Taylor Blau April 24, 2023, 10:20 p.m. UTC
It is sometimes useful to reduce the size of a `string_list`'s list of
items without having to re-allocate them. For example, doing the
following:

    struct strbuf buf = STRBUF_INIT;
    struct string_list parts = STRING_LIST_INIT_NO_DUP;
    while (strbuf_getline(&buf, stdin) != EOF) {
      parts.nr = 0;
      string_list_split_in_place(&parts, buf.buf, ":", -1);
      /* ... */
    }
    string_list_clear(&parts, 0);

is preferable over calling `string_list_clear()` on every iteration of
the loop. This is because `string_list_clear()` causes us free our
existing `items` array. This means that every time we call
`string_list_split_in_place()`, the string-list internals re-allocate
the same size array.

Since in the above example we do not care about the individual parts
after processing each line, it is much more efficient to pretend that
there aren't any elements in the `string_list` by setting `list->nr` to
0 while leaving the list of elements allocated as-is.

This allows `string_list_split_in_place()` to overwrite any existing
entries without needing to free and re-allocate them.

However, setting `list->nr` manually is not safe in all instances. There
are a couple of cases worth worrying about:

  - If the `string_list` is initialized with `strdup_strings`,
    truncating the list can lead to overwriting strings which are
    allocated elsewhere. If there aren't any other pointers to those
    strings other than the ones inside of the `items` array, they will
    become unreachable and leak.

> _Given material_:
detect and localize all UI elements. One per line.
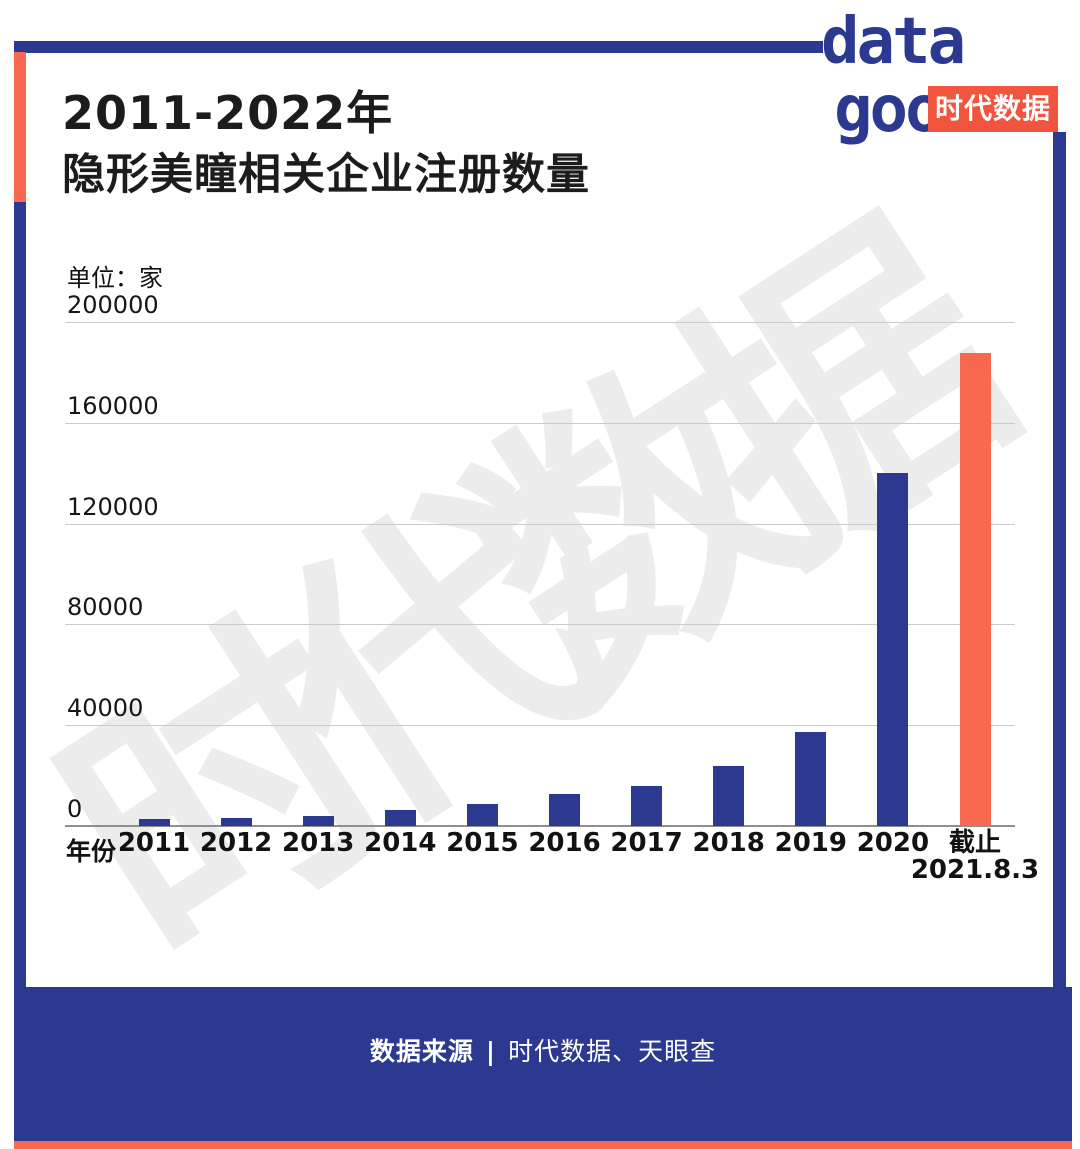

> _Work to complete_:
A. Name every function that the message about shrinking a string_list calls or mentions.
B. In the message about shrinking a string_list, which initialization setting makes truncating the list unsafe?
C. Resume the message about shrinking a string_list after its last sentence.

> _Exercise responses_:
A. strbuf_getline, string_list_split_in_place, string_list_clear

B. Initializing the string_list with strdup_strings.

C.
    (We could ourselves free the truncated items between
    string_list->items[nr] and `list->nr`, but no present or future
    callers would benefit from this additional complexity).

  - If the given `nr` is larger than the current value of `list->nr`,
    we'll trick the `string_list` into a state where it thinks there are
    more items allocated than there actually are, which can lead to
    undefined behavior if we try to read or write those entries.

Guard against both of these by introducing a helper function which
guards assignment of `list->nr` against each of the above conditions.

Co-authored-by: Jeff King <peff@peff.net>
Signed-off-by: Jeff King <peff@peff.net>
Signed-off-by: Taylor Blau <me@ttaylorr.com>
---
 string-list.c |  9 +++++++++
 string-list.h | 10 ++++++++++
 2 files changed, 19 insertions(+)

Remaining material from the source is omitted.